Collected data entries
--*--

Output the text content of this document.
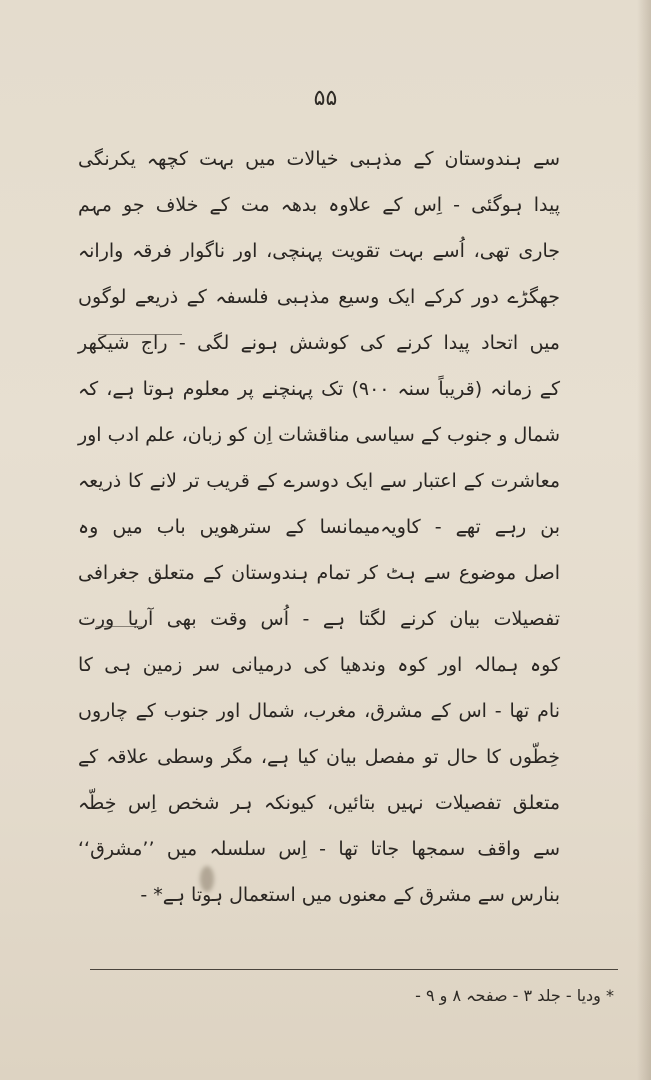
۵۵
سے ہندوستان کے مذہبی خیالات میں بہت کچھہ یکرنگی
پیدا ہوگئی - اِس کے علاوہ بدھہ مت کے خلاف جو مہم
جاری تھی، اُسے بہت تقویت پہنچی، اور ناگوار فرقہ وارانہ
جھگڑے دور کرکے ایک وسیع مذہبی فلسفہ کے ذریعے لوگوں
میں اتحاد پیدا کرنے کی کوشش ہونے لگی - راج شیکھر
کے زمانہ (قریباً سنہ ۹۰۰) تک پہنچنے پر معلوم ہوتا ہے، کہ
شمال و جنوب کے سیاسی مناقشات اِن کو زبان، علم ادب اور
معاشرت کے اعتبار سے ایک دوسرے کے قریب تر لانے کا ذریعہ
بن رہے تھے - کاویہ‌میمانسا کے سترھویں باب میں وہ
اصل موضوع سے ہٹ کر تمام ہندوستان کے متعلق جغرافی
تفصیلات بیان کرنے لگتا ہے - اُس وقت بھی آریا ورت
کوہ ہمالہ اور کوہ وندھیا کی درمیانی سر زمین ہی کا
نام تھا - اس کے مشرق، مغرب، شمال اور جنوب کے چاروں
خِطّوں کا حال تو مفصل بیان کیا ہے، مگر وسطی علاقہ کے
متعلق تفصیلات نہیں بتائیں، کیونکہ ہر شخص اِس خِطّہ
سے واقف سمجھا جاتا تھا - اِس سلسلہ میں ’’مشرق‘‘
بنارس سے مشرق کے معنوں میں استعمال ہوتا ہے* -
* ودیا - جلد ۳ - صفحہ ۸ و ۹ -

--*--

Nothing but the pictures may be dropped; output the records above exactly.

Output the text content of this document.
۵۵
سے ہندوستان کے مذہبی خیالات میں بہت کچھہ یکرنگی
پیدا ہوگئی - اِس کے علاوہ بدھہ مت کے خلاف جو مہم
جاری تھی، اُسے بہت تقویت پہنچی، اور ناگوار فرقہ وارانہ
جھگڑے دور کرکے ایک وسیع مذہبی فلسفہ کے ذریعے لوگوں
میں اتحاد پیدا کرنے کی کوشش ہونے لگی - راج شیکھر
کے زمانہ (قریباً سنہ ۹۰۰) تک پہنچنے پر معلوم ہوتا ہے، کہ
شمال و جنوب کے سیاسی مناقشات اِن کو زبان، علم ادب اور
معاشرت کے اعتبار سے ایک دوسرے کے قریب تر لانے کا ذریعہ
بن رہے تھے - کاویہ‌میمانسا کے سترھویں باب میں وہ
اصل موضوع سے ہٹ کر تمام ہندوستان کے متعلق جغرافی
تفصیلات بیان کرنے لگتا ہے - اُس وقت بھی آریا ورت
کوہ ہمالہ اور کوہ وندھیا کی درمیانی سر زمین ہی کا
نام تھا - اس کے مشرق، مغرب، شمال اور جنوب کے چاروں
خِطّوں کا حال تو مفصل بیان کیا ہے، مگر وسطی علاقہ کے
متعلق تفصیلات نہیں بتائیں، کیونکہ ہر شخص اِس خِطّہ
سے واقف سمجھا جاتا تھا - اِس سلسلہ میں ’’مشرق‘‘
بنارس سے مشرق کے معنوں میں استعمال ہوتا ہے* -
* ودیا - جلد ۳ - صفحہ ۸ و ۹ -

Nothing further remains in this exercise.